# DESCRIPTION OF THE TASK:
Wherever a line in the data below holds "title", copy that line.
** start PROVIDED DATA **
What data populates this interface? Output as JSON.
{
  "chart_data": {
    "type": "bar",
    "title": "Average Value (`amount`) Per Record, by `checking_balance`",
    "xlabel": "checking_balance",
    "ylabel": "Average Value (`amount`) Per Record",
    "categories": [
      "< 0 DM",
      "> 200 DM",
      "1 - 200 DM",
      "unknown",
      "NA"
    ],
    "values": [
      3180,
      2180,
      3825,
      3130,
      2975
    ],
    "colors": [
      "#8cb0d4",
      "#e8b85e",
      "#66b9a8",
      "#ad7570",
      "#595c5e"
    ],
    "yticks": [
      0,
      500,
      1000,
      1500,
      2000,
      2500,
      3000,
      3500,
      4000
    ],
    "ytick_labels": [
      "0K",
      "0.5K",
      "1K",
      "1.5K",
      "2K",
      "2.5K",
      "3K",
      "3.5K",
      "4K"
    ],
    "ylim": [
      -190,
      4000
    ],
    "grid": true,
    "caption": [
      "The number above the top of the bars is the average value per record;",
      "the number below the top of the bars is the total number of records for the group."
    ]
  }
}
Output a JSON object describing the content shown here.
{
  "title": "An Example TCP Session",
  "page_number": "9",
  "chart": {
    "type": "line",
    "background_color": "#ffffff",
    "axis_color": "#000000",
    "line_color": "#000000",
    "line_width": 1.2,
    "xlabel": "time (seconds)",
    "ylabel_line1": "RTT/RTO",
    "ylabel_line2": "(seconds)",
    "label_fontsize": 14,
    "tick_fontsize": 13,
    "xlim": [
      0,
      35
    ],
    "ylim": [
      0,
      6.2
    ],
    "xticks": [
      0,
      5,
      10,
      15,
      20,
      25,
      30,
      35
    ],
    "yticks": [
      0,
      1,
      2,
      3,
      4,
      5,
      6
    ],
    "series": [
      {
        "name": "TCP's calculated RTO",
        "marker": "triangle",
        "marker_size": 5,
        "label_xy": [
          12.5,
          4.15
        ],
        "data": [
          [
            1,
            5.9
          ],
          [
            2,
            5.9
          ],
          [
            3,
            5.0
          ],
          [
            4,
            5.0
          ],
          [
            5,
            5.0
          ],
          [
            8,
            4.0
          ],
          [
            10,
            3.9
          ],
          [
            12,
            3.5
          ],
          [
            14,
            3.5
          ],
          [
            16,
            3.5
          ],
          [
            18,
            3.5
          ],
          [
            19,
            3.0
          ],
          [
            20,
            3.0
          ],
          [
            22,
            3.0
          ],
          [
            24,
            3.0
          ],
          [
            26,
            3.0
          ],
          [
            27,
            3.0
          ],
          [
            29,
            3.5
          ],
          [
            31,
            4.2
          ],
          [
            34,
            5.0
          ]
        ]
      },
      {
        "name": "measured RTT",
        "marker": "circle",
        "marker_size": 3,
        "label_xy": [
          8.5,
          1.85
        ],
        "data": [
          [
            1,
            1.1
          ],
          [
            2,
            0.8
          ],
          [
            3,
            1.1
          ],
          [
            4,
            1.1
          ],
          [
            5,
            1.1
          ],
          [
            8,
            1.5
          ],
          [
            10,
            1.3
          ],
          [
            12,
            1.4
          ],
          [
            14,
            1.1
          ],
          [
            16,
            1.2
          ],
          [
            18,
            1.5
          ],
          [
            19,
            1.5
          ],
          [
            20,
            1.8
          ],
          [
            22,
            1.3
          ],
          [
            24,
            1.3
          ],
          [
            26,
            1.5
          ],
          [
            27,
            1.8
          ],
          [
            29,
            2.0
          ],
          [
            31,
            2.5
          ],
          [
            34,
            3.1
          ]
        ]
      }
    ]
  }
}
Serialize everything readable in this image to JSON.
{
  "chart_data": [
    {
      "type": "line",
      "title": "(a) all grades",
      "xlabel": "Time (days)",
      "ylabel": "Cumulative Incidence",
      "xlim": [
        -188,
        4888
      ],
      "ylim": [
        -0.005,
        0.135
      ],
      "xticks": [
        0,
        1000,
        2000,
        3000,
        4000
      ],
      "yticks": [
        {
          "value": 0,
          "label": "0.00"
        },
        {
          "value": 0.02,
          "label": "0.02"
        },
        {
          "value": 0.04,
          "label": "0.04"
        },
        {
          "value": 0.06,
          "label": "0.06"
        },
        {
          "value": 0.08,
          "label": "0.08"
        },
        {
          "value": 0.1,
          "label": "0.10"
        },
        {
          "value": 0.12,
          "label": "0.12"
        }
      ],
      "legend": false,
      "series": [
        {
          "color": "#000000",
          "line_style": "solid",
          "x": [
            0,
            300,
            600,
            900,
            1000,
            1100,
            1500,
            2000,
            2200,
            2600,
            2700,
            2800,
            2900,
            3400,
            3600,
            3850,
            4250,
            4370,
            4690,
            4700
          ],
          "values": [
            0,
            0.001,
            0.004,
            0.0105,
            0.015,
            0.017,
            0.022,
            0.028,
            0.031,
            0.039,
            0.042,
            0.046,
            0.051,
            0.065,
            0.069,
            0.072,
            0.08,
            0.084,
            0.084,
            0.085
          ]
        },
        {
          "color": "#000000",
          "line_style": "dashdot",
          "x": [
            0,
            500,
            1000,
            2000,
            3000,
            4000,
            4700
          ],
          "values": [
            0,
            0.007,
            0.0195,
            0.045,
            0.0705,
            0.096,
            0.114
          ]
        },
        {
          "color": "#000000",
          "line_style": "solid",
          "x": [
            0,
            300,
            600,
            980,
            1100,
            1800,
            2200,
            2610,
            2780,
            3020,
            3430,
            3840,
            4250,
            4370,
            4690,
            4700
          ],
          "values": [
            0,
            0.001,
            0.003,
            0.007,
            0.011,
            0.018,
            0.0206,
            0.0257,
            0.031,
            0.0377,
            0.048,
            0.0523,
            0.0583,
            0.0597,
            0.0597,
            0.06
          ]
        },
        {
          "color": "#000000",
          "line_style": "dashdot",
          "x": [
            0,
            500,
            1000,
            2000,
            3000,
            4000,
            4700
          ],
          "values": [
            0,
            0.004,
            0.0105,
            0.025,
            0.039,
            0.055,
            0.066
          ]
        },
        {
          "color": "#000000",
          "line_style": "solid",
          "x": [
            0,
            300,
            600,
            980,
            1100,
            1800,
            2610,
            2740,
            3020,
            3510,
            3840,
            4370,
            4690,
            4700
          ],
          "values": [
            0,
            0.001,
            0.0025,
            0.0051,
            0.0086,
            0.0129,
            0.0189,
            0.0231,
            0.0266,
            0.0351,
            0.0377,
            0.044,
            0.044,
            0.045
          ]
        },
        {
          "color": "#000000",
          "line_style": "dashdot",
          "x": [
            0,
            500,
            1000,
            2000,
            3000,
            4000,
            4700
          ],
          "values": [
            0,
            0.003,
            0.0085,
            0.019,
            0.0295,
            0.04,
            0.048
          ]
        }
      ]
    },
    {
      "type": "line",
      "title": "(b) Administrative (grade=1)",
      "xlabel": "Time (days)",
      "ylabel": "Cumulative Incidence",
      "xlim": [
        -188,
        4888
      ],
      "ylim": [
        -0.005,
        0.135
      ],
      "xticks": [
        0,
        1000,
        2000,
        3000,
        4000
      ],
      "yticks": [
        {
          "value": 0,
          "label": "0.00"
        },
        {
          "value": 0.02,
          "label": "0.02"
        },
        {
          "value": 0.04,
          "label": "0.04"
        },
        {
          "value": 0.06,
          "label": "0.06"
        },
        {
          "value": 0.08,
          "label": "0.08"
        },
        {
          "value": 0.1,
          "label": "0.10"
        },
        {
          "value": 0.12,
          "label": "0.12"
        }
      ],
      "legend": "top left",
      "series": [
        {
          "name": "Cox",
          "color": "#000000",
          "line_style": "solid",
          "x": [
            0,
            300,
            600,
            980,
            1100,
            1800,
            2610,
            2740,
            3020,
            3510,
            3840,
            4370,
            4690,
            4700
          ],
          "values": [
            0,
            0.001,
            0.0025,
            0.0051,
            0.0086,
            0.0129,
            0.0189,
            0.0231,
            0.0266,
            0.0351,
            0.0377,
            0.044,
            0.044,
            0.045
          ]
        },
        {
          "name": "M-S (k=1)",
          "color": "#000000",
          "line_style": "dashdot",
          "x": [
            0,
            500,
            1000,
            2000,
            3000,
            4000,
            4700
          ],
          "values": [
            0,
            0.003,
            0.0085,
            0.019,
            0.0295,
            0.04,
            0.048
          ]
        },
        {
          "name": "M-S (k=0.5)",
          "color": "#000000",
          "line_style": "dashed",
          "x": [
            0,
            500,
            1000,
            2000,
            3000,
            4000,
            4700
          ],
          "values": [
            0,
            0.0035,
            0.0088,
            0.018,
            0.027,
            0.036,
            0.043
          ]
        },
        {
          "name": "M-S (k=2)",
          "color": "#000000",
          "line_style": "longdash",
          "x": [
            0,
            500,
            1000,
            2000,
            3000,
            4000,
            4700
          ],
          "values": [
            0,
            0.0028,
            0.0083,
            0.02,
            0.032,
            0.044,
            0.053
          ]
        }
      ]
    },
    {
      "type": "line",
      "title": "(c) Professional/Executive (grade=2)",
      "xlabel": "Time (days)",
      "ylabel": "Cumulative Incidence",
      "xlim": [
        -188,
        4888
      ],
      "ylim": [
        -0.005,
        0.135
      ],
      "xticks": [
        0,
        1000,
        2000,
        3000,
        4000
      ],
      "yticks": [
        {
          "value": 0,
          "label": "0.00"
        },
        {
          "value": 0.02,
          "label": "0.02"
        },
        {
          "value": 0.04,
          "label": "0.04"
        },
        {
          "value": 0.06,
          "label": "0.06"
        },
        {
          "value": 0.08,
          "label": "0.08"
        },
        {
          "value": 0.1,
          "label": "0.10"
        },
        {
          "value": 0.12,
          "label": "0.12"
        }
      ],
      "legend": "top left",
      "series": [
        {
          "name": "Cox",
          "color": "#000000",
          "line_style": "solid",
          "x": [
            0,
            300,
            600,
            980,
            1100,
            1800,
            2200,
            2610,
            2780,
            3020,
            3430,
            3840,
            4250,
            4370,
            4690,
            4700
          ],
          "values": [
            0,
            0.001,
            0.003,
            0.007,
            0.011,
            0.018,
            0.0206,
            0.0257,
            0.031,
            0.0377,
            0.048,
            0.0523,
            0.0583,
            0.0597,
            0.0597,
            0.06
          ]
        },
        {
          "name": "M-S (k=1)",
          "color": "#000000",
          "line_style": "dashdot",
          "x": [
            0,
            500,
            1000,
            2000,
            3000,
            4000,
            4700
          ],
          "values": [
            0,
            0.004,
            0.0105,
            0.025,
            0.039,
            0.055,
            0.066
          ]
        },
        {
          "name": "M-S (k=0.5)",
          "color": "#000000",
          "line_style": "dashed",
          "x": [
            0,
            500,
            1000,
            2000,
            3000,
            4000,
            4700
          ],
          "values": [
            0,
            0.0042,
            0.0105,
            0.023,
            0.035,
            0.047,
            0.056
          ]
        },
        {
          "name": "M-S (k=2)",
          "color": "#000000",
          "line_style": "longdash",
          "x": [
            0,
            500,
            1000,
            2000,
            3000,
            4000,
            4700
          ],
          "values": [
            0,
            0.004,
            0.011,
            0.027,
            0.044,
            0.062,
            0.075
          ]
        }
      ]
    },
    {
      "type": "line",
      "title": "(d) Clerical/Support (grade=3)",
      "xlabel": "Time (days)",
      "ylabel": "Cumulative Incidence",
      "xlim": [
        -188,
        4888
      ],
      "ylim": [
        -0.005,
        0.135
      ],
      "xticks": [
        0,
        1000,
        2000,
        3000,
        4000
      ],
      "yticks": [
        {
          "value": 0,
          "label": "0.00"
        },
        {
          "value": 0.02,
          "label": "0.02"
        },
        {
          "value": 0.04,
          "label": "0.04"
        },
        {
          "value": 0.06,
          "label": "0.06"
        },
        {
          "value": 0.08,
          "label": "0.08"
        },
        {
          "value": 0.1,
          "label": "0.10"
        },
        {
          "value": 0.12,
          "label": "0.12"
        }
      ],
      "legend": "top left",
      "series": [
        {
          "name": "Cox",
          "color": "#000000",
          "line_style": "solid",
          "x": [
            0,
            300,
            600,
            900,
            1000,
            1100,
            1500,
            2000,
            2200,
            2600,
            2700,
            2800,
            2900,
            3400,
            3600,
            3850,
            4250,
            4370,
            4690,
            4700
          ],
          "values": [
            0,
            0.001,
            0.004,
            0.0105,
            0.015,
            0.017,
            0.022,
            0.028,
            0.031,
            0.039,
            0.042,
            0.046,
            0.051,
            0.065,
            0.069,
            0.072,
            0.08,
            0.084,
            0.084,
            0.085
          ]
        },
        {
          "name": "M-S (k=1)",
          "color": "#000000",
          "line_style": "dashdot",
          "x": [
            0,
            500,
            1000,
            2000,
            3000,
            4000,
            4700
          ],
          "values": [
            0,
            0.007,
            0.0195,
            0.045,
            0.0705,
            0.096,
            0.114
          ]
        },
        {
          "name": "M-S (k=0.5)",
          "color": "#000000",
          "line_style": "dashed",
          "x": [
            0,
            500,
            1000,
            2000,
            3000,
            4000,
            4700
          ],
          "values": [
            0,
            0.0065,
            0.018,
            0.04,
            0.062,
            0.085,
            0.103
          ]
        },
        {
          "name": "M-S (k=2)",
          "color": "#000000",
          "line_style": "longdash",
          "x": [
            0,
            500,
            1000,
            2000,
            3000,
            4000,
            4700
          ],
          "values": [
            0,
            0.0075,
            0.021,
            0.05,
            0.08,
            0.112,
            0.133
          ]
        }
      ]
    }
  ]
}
** end PROVIDED DATA **
# RESULT FOR THIS EXERCISE:
    "title": "Average Value (`amount`) Per Record, by `checking_balance`",
  "title": "An Example TCP Session",
      "title": "(a) all grades",
      "title": "(b) Administrative (grade=1)",
      "title": "(c) Professional/Executive (grade=2)",
      "title": "(d) Clerical/Support (grade=3)",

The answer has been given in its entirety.